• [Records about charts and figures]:
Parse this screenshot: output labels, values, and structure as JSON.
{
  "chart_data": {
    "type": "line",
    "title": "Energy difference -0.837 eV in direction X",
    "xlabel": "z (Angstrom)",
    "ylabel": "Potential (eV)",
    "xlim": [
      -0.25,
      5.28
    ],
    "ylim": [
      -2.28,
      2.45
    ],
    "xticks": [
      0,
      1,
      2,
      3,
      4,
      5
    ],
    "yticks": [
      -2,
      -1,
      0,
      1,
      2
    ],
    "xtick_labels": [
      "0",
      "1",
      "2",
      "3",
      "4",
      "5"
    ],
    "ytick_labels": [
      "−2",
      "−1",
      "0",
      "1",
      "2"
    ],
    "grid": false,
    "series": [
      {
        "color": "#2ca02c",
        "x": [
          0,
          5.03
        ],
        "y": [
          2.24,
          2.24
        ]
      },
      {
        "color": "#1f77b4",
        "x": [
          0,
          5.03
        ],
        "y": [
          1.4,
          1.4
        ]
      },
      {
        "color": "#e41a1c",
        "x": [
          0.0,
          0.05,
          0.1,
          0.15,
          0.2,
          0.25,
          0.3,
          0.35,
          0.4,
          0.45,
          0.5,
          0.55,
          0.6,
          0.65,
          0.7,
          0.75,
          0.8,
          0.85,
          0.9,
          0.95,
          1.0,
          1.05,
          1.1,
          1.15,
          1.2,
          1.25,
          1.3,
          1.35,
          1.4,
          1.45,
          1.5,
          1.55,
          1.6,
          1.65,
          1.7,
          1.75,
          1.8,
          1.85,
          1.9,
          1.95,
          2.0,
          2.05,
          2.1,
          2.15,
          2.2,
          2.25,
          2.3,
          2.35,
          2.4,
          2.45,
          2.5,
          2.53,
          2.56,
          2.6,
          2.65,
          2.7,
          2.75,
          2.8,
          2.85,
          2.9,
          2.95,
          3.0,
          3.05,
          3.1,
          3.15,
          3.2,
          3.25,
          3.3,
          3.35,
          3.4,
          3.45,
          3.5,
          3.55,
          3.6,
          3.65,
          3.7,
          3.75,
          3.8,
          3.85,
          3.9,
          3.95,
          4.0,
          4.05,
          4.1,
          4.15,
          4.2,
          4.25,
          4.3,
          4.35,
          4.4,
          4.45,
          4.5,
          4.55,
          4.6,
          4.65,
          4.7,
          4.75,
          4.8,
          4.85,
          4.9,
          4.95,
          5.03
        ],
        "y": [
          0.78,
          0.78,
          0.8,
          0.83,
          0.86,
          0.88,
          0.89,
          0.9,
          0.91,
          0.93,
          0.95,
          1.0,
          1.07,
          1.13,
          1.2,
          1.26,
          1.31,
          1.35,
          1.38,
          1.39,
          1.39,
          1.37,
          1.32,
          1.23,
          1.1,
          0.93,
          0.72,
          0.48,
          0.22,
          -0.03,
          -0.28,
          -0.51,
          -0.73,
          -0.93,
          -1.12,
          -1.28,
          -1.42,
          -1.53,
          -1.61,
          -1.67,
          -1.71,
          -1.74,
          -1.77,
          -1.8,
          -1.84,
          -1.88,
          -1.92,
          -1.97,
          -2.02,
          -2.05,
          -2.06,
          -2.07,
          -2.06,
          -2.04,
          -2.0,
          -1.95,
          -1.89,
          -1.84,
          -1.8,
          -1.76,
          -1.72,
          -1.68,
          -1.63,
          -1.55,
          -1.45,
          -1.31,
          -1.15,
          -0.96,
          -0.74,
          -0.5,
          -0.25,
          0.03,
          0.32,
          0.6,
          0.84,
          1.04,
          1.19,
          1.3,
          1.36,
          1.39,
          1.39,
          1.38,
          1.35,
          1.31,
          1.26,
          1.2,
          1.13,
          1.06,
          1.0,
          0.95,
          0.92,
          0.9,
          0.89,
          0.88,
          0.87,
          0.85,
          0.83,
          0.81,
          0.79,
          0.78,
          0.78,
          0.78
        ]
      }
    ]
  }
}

• [TASK REQUIREMENTS]: Keep only the lines that hold the string "color", and copy them out.

• [SOLVED EXERCISE]:
        "color": "#2ca02c",
        "color": "#1f77b4",
        "color": "#e41a1c",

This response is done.